• AIM: Below is a listing to transcribe in full and exactly; keep the pictures out.

• Extracted data entries:

------------------------------------------------

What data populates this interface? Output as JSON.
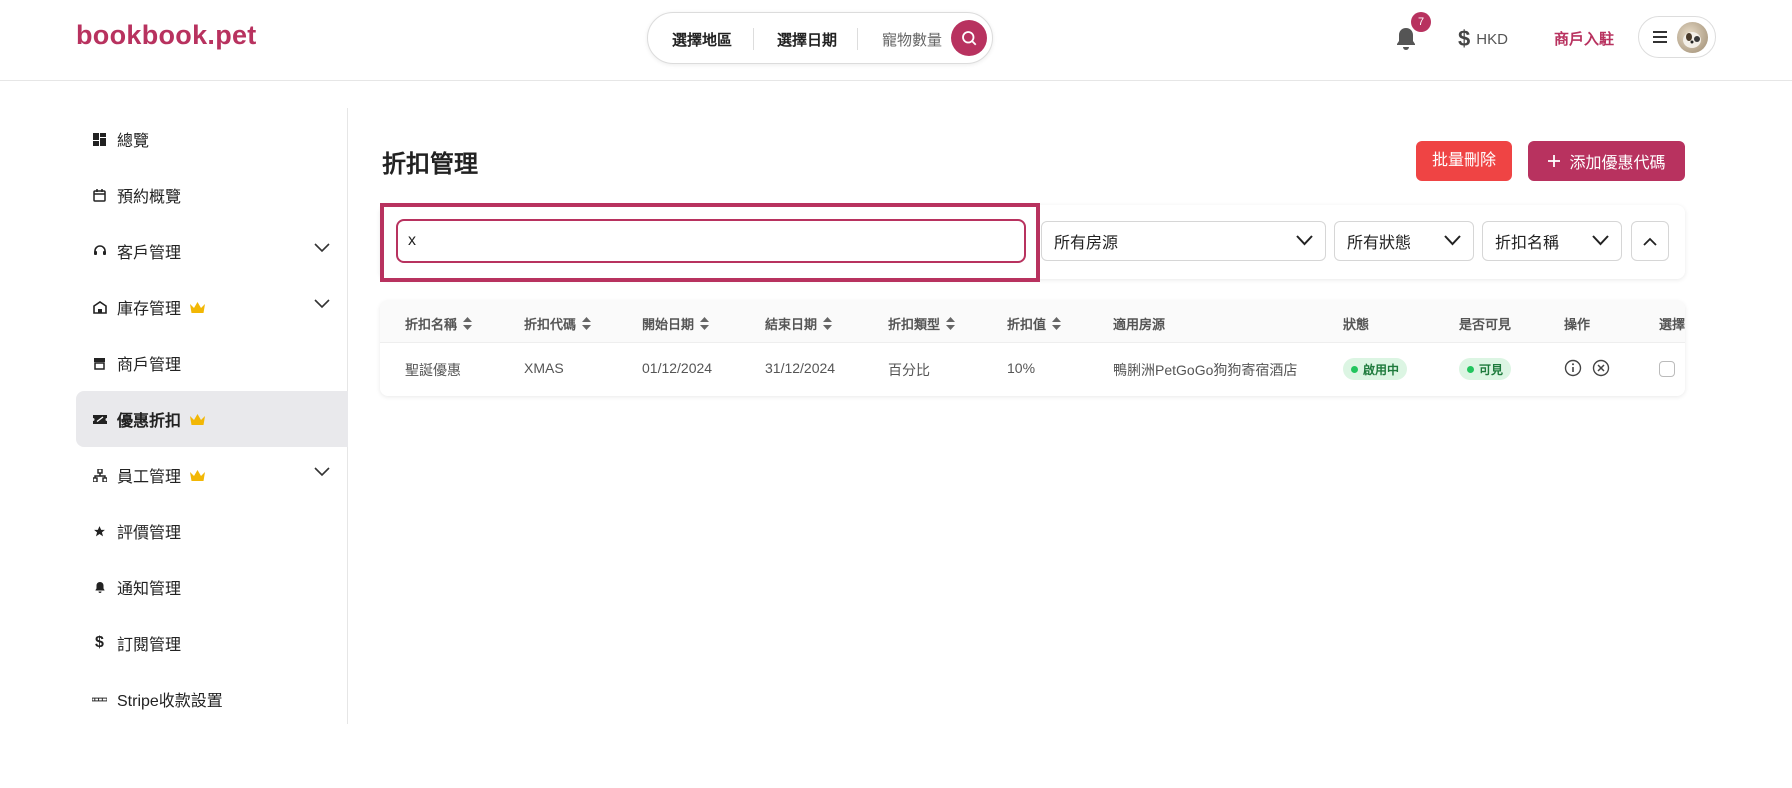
{
  "header": {
    "logo": "bookbook.pet",
    "search": {
      "region": "選擇地區",
      "date": "選擇日期",
      "pets": "寵物數量"
    },
    "notifications_count": "7",
    "currency": "HKD",
    "merchant_link": "商戶入駐"
  },
  "sidebar": {
    "items": [
      {
        "label": "總覽",
        "icon": "dashboard-icon"
      },
      {
        "label": "預約概覽",
        "icon": "calendar-icon"
      },
      {
        "label": "客戶管理",
        "icon": "headset-icon",
        "expandable": true
      },
      {
        "label": "庫存管理",
        "icon": "store-icon",
        "premium": true,
        "expandable": true
      },
      {
        "label": "商戶管理",
        "icon": "shop-icon"
      },
      {
        "label": "優惠折扣",
        "icon": "ticket-icon",
        "premium": true,
        "active": true
      },
      {
        "label": "員工管理",
        "icon": "org-chart-icon",
        "premium": true,
        "expandable": true
      },
      {
        "label": "評價管理",
        "icon": "star-icon"
      },
      {
        "label": "通知管理",
        "icon": "bell-icon"
      },
      {
        "label": "訂閱管理",
        "icon": "dollar-icon"
      },
      {
        "label": "Stripe收款設置",
        "icon": "stripe-icon"
      }
    ]
  },
  "main": {
    "title": "折扣管理",
    "bulk_delete": "批量刪除",
    "add_code": "添加優惠代碼",
    "search_value": "x",
    "filters": {
      "property": "所有房源",
      "status": "所有狀態",
      "sort": "折扣名稱"
    },
    "table": {
      "headers": [
        "折扣名稱",
        "折扣代碼",
        "開始日期",
        "結束日期",
        "折扣類型",
        "折扣值",
        "適用房源",
        "狀態",
        "是否可見",
        "操作",
        "選擇"
      ],
      "rows": [
        {
          "name": "聖誕優惠",
          "code": "XMAS",
          "start": "01/12/2024",
          "end": "31/12/2024",
          "type": "百分比",
          "value": "10%",
          "property": "鴨脷洲PetGoGo狗狗寄宿酒店",
          "status": "啟用中",
          "visible": "可見"
        }
      ]
    }
  },
  "colors": {
    "brand": "#b8325f",
    "danger": "#ef4444",
    "success": "#22c55e"
  }
}
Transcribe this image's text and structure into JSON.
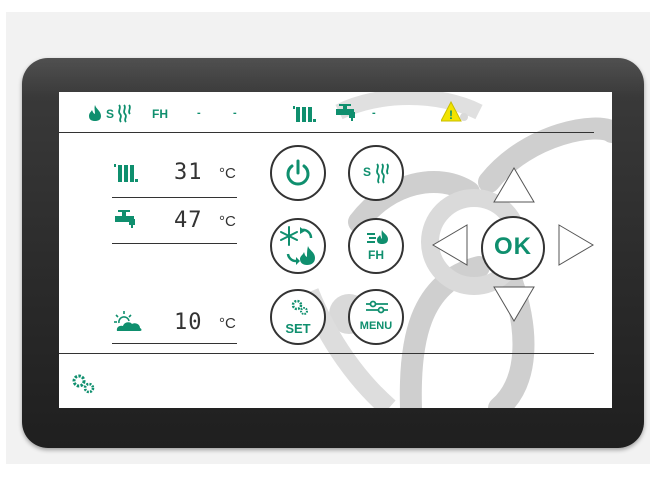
{
  "status_bar": {
    "s_label": "S",
    "fh_label": "FH",
    "dash_1": "-",
    "dash_2": "-",
    "dash_3": "-",
    "warning_mark": "!"
  },
  "readings": [
    {
      "name": "heating",
      "value": "31",
      "unit": "°C"
    },
    {
      "name": "hot-water",
      "value": "47",
      "unit": "°C"
    },
    {
      "name": "outdoor",
      "value": "10",
      "unit": "°C"
    }
  ],
  "buttons": {
    "s_label": "S",
    "fh_label": "FH",
    "set_label": "SET",
    "menu_label": "MENU",
    "ok_label": "OK"
  },
  "colors": {
    "accent": "#0f8f6e",
    "warning": "#f2e400",
    "bezel": "#2b2b2b",
    "logo": "#cfcfcf"
  },
  "icons": [
    "flame-icon",
    "heat-wave-icon",
    "radiator-icon",
    "tap-icon",
    "warning-icon",
    "snowflake-icon",
    "power-icon",
    "settings-icon",
    "sliders-icon",
    "sun-cloud-icon",
    "arrow-up-icon",
    "arrow-down-icon",
    "arrow-left-icon",
    "arrow-right-icon"
  ]
}
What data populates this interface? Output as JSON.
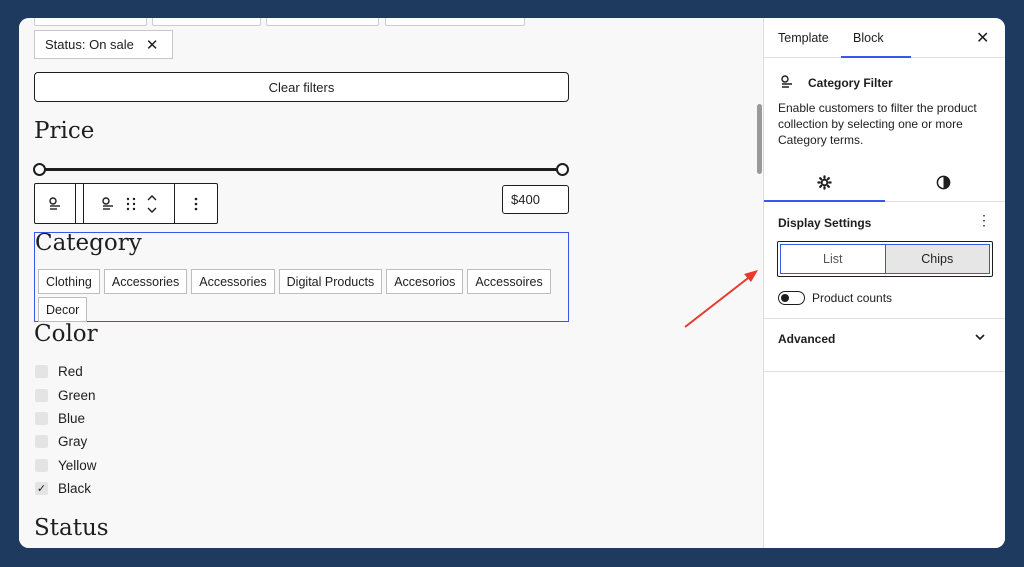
{
  "editor": {
    "status_chip": "Status: On sale",
    "status_chip_close": "✕",
    "clear_button": "Clear filters",
    "price_heading": "Price",
    "price_max": "$400",
    "category_heading": "Category",
    "categories": [
      "Clothing",
      "Accessories",
      "Accessories",
      "Digital Products",
      "Accesorios",
      "Accessoires",
      "Decor"
    ],
    "color_heading": "Color",
    "colors": [
      {
        "label": "Red",
        "checked": false
      },
      {
        "label": "Green",
        "checked": false
      },
      {
        "label": "Blue",
        "checked": false
      },
      {
        "label": "Gray",
        "checked": false
      },
      {
        "label": "Yellow",
        "checked": false
      },
      {
        "label": "Black",
        "checked": true
      }
    ],
    "status_heading": "Status"
  },
  "sidebar": {
    "tabs": [
      "Template",
      "Block"
    ],
    "active_tab": "Block",
    "block_title": "Category Filter",
    "block_description": "Enable customers to filter the product collection by selecting one or more Category terms.",
    "section_title": "Display Settings",
    "display_options": [
      "List",
      "Chips"
    ],
    "selected_display": "Chips",
    "toggle_label": "Product counts",
    "toggle_on": false,
    "advanced_label": "Advanced"
  },
  "colors": {
    "accent": "#3858e9",
    "annotation_arrow": "#e8392b",
    "frame_background": "#1e3a5f"
  }
}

------------------------------------------------

• WRITTEN RESPONSE:
What data populates this interface? Output as JSON.
{
  "header": {
    "logo": "bookbook.pet",
    "search": {
      "region": "選擇地區",
      "date": "選擇日期",
      "pets": "寵物數量"
    },
    "notifications_count": "7",
    "currency": "HKD",
    "merchant_link": "商戶入駐"
  },
  "sidebar": {
    "items": [
      {
        "label": "總覽",
        "icon": "dashboard-icon"
      },
      {
        "label": "預約概覽",
        "icon": "calendar-icon"
      },
      {
        "label": "客戶管理",
        "icon": "headset-icon",
        "expandable": true
      },
      {
        "label": "庫存管理",
        "icon": "store-icon",
        "premium": true,
        "expandable": true
      },
      {
        "label": "商戶管理",
        "icon": "shop-icon"
      },
      {
        "label": "優惠折扣",
        "icon": "ticket-icon",
        "premium": true,
        "active": true
      },
      {
        "label": "員工管理",
        "icon": "org-chart-icon",
        "premium": true,
        "expandable": true
      },
      {
        "label": "評價管理",
        "icon": "star-icon"
      },
      {
        "label": "通知管理",
        "icon": "bell-icon"
      },
      {
        "label": "訂閱管理",
        "icon": "dollar-icon"
      },
      {
        "label": "Stripe收款設置",
        "icon": "stripe-icon"
      }
    ]
  },
  "main": {
    "title": "折扣管理",
    "bulk_delete": "批量刪除",
    "add_code": "添加優惠代碼",
    "search_value": "x",
    "filters": {
      "property": "所有房源",
      "status": "所有狀態",
      "sort": "折扣名稱"
    },
    "table": {
      "headers": [
        "折扣名稱",
        "折扣代碼",
        "開始日期",
        "結束日期",
        "折扣類型",
        "折扣值",
        "適用房源",
        "狀態",
        "是否可見",
        "操作",
        "選擇"
      ],
      "rows": [
        {
          "name": "聖誕優惠",
          "code": "XMAS",
          "start": "01/12/2024",
          "end": "31/12/2024",
          "type": "百分比",
          "value": "10%",
          "property": "鴨脷洲PetGoGo狗狗寄宿酒店",
          "status": "啟用中",
          "visible": "可見"
        }
      ]
    }
  },
  "colors": {
    "brand": "#b8325f",
    "danger": "#ef4444",
    "success": "#22c55e"
  }
}
Transcribe this image's text and structure into JSON.
{
  "status_bar": {
    "s_label": "S",
    "fh_label": "FH",
    "dash_1": "-",
    "dash_2": "-",
    "dash_3": "-",
    "warning_mark": "!"
  },
  "readings": [
    {
      "name": "heating",
      "value": "31",
      "unit": "°C"
    },
    {
      "name": "hot-water",
      "value": "47",
      "unit": "°C"
    },
    {
      "name": "outdoor",
      "value": "10",
      "unit": "°C"
    }
  ],
  "buttons": {
    "s_label": "S",
    "fh_label": "FH",
    "set_label": "SET",
    "menu_label": "MENU",
    "ok_label": "OK"
  },
  "colors": {
    "accent": "#0f8f6e",
    "warning": "#f2e400",
    "bezel": "#2b2b2b",
    "logo": "#cfcfcf"
  },
  "icons": [
    "flame-icon",
    "heat-wave-icon",
    "radiator-icon",
    "tap-icon",
    "warning-icon",
    "snowflake-icon",
    "power-icon",
    "settings-icon",
    "sliders-icon",
    "sun-cloud-icon",
    "arrow-up-icon",
    "arrow-down-icon",
    "arrow-left-icon",
    "arrow-right-icon"
  ]
}
What data populates this interface? Output as JSON.
{
  "editor": {
    "status_chip": "Status: On sale",
    "status_chip_close": "✕",
    "clear_button": "Clear filters",
    "price_heading": "Price",
    "price_max": "$400",
    "category_heading": "Category",
    "categories": [
      "Clothing",
      "Accessories",
      "Accessories",
      "Digital Products",
      "Accesorios",
      "Accessoires",
      "Decor"
    ],
    "color_heading": "Color",
    "colors": [
      {
        "label": "Red",
        "checked": false
      },
      {
        "label": "Green",
        "checked": false
      },
      {
        "label": "Blue",
        "checked": false
      },
      {
        "label": "Gray",
        "checked": false
      },
      {
        "label": "Yellow",
        "checked": false
      },
      {
        "label": "Black",
        "checked": true
      }
    ],
    "status_heading": "Status"
  },
  "sidebar": {
    "tabs": [
      "Template",
      "Block"
    ],
    "active_tab": "Block",
    "block_title": "Category Filter",
    "block_description": "Enable customers to filter the product collection by selecting one or more Category terms.",
    "section_title": "Display Settings",
    "display_options": [
      "List",
      "Chips"
    ],
    "selected_display": "Chips",
    "toggle_label": "Product counts",
    "toggle_on": false,
    "advanced_label": "Advanced"
  },
  "colors": {
    "accent": "#3858e9",
    "annotation_arrow": "#e8392b",
    "frame_background": "#1e3a5f"
  }
}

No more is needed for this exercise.